**WHAT TO PRODUCE:** Using the entries below, restate word for word only the lines from the one with "What does this" to the final line, leaving the pictures out.

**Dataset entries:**
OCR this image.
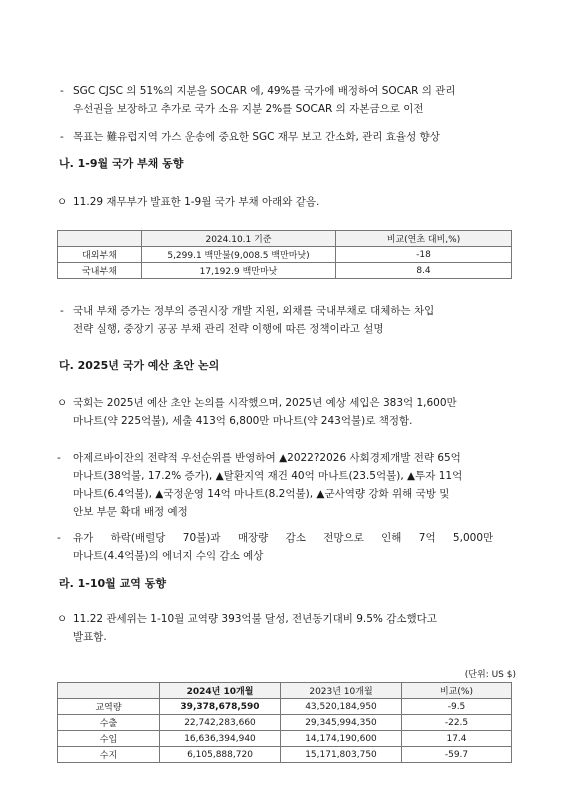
- SGC CJSC 의 51%의 지분을 SOCAR 에, 49%를 국가에 배정하여 SOCAR 의 관리
우선권을 보장하고 추가로 국가 소유 지분 2%를 SOCAR 의 자본금으로 이전
- 목표는 難유럽지역 가스 운송에 중요한 SGC 재무 보고 간소화, 관리 효율성 향상
나. 1-9월 국가 부채 동향
ㅇ 11.29 재무부가 발표한 1-9월 국가 부채 아래와 같음.
	2024.10.1 기준	비교(연초 대비,%)
대외부채	5,299.1 백만불(9,008.5 백만마낫)	-18
국내부채	17,192.9 백만마낫	8.4
- 국내 부채 증가는 정부의 증권시장 개발 지원, 외채를 국내부채로 대체하는 차입
전략 실행, 중장기 공공 부채 관리 전략 이행에 따른 정책이라고 설명
다. 2025년 국가 예산 초안 논의
ㅇ 국회는 2025년 예산 초안 논의를 시작했으며, 2025년 예상 세입은 383억 1,600만
마나트(약 225억불), 세출 413억 6,800만 마나트(약 243억불)로 책정함.
- 아제르바이잔의 전략적 우선순위를 반영하여 ▲2022?2026 사회경제개발 전략 65억
마나트(38억불, 17.2% 증가), ▲탈환지역 재건 40억 마나트(23.5억불), ▲투자 11억
마나트(6.4억불), ▲국정운영 14억 마나트(8.2억불), ▲군사역량 강화 위해 국방 및
안보 부문 확대 배정 예정
- 유가 하락(배럴당 70불)과 매장량 감소 전망으로 인해 7억 5,000만
마나트(4.4억불)의 에너지 수익 감소 예상
라. 1-10월 교역 동향
ㅇ 11.22 관세위는 1-10월 교역량 393억불 달성, 전년동기대비 9.5% 감소했다고
발표함.
(단위: US $)
	2024년 10개월	2023년 10개월	비교(%)
교역량	39,378,678,590	43,520,184,950	-9.5
수출	22,742,283,660	29,345,994,350	-22.5
수입	16,636,394,940	14,174,190,600	17.4
수지	6,105,888,720	15,171,803,750	-59.7
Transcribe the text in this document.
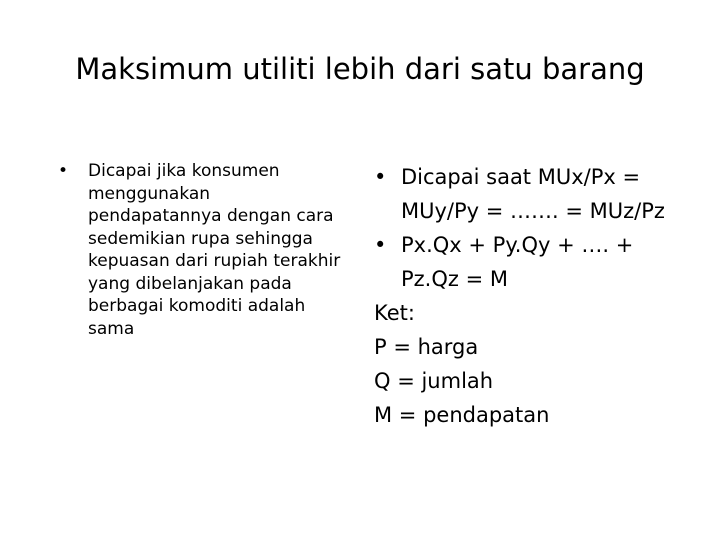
Maksimum utiliti lebih dari satu barang
• Dicapai jika konsumen menggunakan pendapatannya dengan cara sedemikian rupa sehingga kepuasan dari rupiah terakhir yang dibelanjakan pada berbagai komoditi adalah sama
• Dicapai saat MUx/Px = MUy/Py = ……. = MUz/Pz
• Px.Qx + Py.Qy + …. + Pz.Qz = M

Ket:

P = harga

Q = jumlah

M = pendapatan
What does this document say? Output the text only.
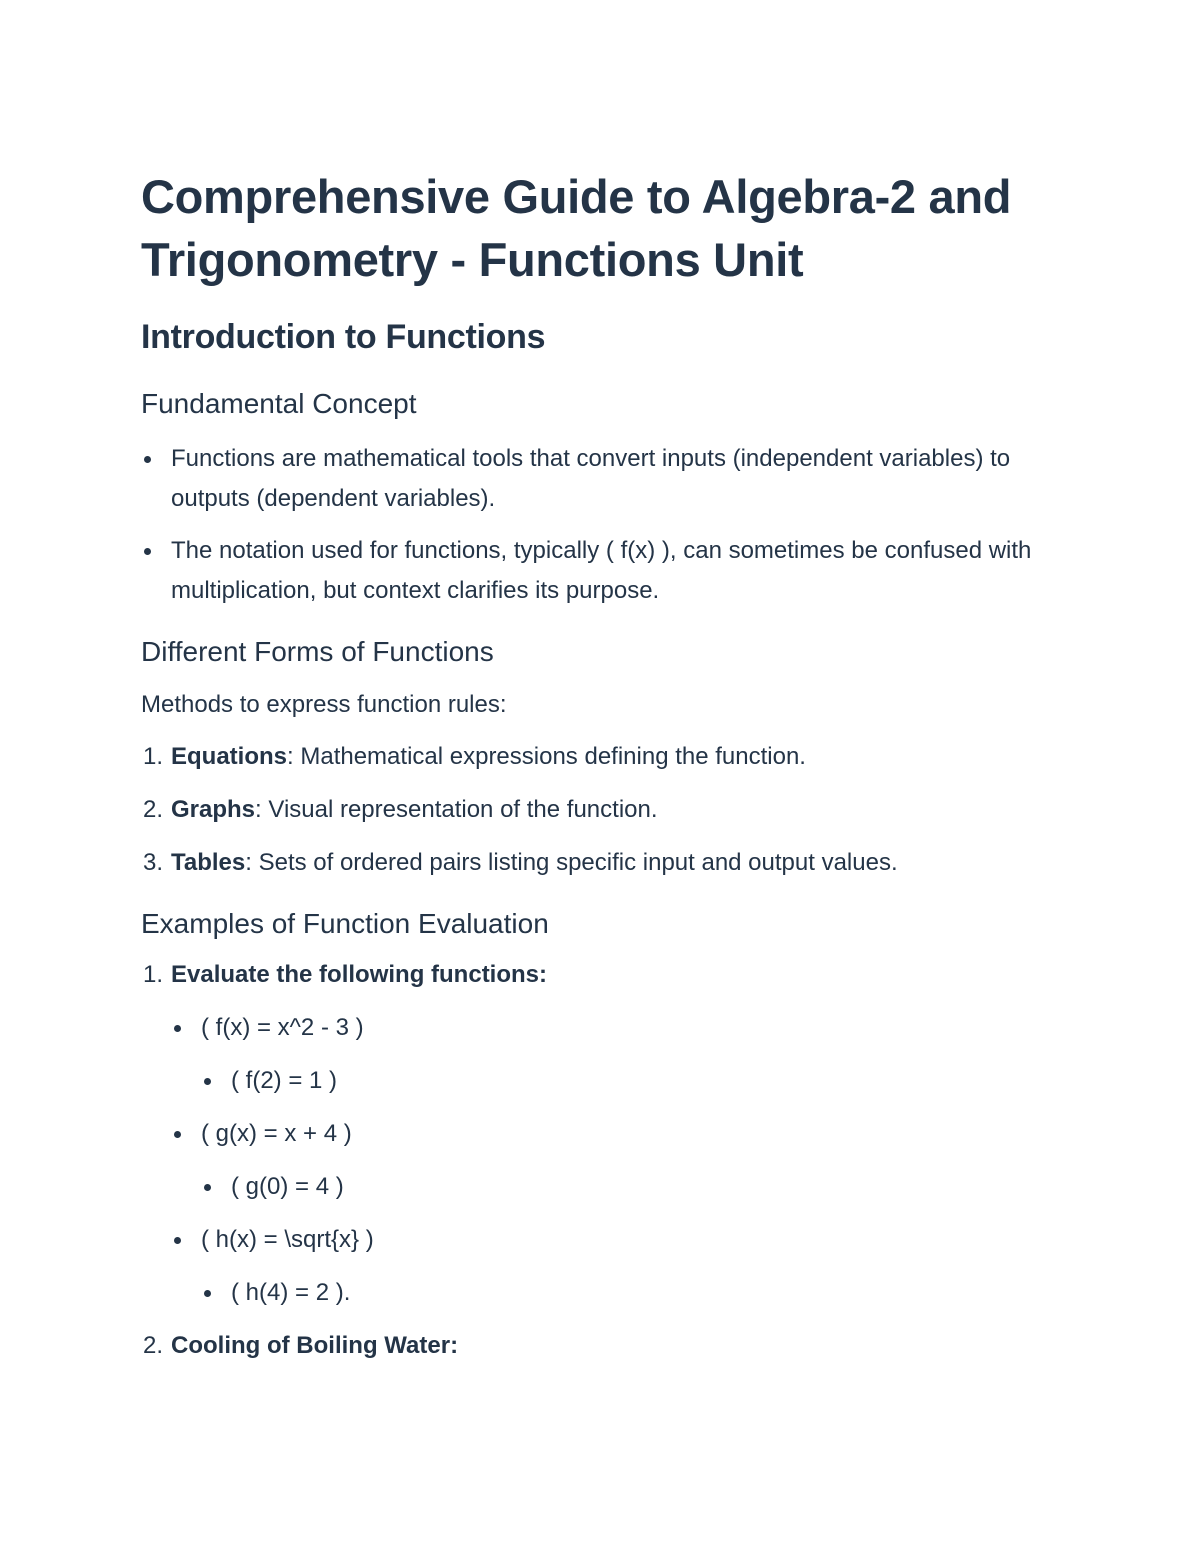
Comprehensive Guide to Algebra-2 and Trigonometry - Functions Unit
Introduction to Functions
Fundamental Concept
Functions are mathematical tools that convert inputs (independent variables) to outputs (dependent variables).
The notation used for functions, typically ( f(x) ), can sometimes be confused with multiplication, but context clarifies its purpose.
Different Forms of Functions

Methods to express function rules:

1. Equations: Mathematical expressions defining the function.
2. Graphs: Visual representation of the function.
3. Tables: Sets of ordered pairs listing specific input and output values.
Examples of Function Evaluation
1. Evaluate the following functions:
( f(x) = x^2 - 3 )
( f(2) = 1 )
( g(x) = x + 4 )
( g(0) = 4 )
( h(x) = \sqrt{x} )
( h(4) = 2 ).
2. Cooling of Boiling Water:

**SOLUTION FOR THIS TASK:**
What does this document say? Output the text only.
Comprehensive Guide to Algebra-2 and Trigonometry - Functions Unit
Introduction to Functions
Fundamental Concept
Functions are mathematical tools that convert inputs (independent variables) to outputs (dependent variables).
The notation used for functions, typically ( f(x) ), can sometimes be confused with multiplication, but context clarifies its purpose.
Different Forms of Functions

Methods to express function rules:

1. Equations: Mathematical expressions defining the function.
2. Graphs: Visual representation of the function.
3. Tables: Sets of ordered pairs listing specific input and output values.
Examples of Function Evaluation
1. Evaluate the following functions:
( f(x) = x^2 - 3 )
( f(2) = 1 )
( g(x) = x + 4 )
( g(0) = 4 )
( h(x) = \sqrt{x} )
( h(4) = 2 ).
2. Cooling of Boiling Water:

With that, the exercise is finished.